▸ Instructions for the task
Identify and copy all lines of the material where the string "name" is found.

BEGIN Excerpted records

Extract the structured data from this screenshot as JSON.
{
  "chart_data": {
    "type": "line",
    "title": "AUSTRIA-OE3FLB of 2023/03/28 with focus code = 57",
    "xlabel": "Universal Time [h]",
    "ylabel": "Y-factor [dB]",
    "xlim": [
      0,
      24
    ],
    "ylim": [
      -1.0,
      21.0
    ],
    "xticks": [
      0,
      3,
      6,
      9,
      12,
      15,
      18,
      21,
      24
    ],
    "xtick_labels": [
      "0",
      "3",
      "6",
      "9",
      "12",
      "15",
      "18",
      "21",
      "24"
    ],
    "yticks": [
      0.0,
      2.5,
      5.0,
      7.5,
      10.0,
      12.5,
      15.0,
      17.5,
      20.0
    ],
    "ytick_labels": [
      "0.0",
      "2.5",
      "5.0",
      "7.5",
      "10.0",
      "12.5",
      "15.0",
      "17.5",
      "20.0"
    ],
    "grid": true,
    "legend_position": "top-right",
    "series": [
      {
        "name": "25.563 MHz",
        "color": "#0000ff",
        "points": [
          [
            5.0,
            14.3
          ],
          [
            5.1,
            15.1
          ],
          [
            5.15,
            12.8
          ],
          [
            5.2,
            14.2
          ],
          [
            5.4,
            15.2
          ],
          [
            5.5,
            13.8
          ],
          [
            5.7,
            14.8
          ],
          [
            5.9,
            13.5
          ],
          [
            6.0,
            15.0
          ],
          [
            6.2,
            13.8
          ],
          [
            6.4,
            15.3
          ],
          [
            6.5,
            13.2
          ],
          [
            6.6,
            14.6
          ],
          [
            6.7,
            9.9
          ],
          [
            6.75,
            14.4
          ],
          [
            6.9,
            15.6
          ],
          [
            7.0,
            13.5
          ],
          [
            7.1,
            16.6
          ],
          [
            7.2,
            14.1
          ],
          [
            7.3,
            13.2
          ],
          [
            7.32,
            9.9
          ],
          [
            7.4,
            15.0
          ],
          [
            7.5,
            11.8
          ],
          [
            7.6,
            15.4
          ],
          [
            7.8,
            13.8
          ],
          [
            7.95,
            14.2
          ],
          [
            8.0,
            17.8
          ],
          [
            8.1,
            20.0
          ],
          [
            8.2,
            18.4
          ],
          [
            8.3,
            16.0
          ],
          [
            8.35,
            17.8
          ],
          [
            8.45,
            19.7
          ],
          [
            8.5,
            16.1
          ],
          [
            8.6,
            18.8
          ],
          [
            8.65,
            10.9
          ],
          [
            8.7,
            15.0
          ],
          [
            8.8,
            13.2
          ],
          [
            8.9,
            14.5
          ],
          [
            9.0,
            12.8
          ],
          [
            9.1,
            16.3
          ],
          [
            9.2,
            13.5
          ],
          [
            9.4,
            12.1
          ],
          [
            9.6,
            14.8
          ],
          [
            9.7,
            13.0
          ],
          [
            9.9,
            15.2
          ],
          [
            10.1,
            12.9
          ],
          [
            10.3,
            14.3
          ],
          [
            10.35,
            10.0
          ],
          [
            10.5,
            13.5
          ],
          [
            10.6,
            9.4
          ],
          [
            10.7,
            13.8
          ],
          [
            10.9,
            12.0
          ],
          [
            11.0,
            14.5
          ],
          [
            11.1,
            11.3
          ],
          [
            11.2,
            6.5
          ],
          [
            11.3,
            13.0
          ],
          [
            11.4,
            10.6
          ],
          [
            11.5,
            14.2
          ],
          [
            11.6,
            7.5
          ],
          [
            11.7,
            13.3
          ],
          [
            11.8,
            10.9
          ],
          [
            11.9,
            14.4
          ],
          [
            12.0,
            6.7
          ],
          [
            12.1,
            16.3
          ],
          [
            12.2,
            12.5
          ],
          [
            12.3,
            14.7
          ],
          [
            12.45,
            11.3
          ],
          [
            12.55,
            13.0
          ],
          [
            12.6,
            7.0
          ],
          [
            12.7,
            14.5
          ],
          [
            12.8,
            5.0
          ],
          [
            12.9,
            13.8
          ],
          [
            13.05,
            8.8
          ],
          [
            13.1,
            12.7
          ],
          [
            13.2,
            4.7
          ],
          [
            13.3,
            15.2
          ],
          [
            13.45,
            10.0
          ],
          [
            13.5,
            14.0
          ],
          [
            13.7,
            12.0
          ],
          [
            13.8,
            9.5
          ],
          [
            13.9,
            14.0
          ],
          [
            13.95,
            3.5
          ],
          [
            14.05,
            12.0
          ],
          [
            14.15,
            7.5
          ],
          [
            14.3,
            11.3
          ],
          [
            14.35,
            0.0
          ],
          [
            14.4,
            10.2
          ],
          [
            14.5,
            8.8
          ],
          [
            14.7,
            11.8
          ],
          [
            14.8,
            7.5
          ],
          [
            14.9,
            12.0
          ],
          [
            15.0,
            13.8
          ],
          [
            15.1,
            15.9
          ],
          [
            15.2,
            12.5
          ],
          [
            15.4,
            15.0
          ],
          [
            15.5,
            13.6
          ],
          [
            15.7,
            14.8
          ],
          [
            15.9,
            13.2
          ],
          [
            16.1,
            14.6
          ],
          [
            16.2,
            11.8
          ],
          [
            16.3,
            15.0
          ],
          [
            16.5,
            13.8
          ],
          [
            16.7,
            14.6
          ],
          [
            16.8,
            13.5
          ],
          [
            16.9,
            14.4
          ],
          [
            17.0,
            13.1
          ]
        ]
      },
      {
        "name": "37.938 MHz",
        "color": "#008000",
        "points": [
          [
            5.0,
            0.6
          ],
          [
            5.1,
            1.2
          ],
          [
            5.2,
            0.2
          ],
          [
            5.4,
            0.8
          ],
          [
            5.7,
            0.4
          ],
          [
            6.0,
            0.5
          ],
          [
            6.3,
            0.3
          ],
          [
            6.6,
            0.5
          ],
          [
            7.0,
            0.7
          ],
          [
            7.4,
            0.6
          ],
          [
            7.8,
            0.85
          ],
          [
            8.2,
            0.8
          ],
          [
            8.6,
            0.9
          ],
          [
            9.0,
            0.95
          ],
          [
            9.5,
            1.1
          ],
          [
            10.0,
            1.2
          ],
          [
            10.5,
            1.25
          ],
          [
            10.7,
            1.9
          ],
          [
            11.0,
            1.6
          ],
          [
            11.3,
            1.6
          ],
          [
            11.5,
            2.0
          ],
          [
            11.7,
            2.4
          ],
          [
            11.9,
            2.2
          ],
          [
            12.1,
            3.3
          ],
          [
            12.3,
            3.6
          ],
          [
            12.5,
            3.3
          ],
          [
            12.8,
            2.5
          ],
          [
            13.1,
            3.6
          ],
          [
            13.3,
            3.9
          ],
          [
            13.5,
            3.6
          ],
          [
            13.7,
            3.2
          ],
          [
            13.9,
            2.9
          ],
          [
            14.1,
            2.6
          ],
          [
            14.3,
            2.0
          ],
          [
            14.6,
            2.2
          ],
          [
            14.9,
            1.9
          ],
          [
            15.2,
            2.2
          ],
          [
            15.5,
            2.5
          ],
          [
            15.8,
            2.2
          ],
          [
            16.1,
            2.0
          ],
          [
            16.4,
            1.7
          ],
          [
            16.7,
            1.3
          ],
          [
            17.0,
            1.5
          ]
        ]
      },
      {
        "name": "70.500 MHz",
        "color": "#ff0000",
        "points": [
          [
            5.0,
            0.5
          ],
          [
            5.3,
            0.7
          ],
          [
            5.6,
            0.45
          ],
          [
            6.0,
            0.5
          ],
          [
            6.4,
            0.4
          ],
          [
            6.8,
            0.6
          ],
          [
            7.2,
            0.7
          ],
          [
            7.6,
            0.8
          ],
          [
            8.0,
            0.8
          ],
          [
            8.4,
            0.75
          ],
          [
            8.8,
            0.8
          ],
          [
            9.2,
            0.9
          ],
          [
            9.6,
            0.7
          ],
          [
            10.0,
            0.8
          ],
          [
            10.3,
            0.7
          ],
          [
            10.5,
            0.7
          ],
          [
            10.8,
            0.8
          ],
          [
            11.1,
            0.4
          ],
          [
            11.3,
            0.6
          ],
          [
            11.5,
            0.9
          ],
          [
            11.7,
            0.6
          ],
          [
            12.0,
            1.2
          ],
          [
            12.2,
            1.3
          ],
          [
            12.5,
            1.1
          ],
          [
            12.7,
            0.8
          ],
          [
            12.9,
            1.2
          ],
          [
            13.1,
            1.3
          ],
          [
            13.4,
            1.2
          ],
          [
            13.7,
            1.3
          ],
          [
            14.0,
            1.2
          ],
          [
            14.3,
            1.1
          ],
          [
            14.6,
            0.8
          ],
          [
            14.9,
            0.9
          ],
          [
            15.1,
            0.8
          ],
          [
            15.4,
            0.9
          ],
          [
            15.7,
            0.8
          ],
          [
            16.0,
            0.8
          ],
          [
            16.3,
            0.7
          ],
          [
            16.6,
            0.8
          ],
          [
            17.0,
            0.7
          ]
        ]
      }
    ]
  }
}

END Excerpted records

▸ Output
        "name": "25.563 MHz",
        "name": "37.938 MHz",
        "name": "70.500 MHz",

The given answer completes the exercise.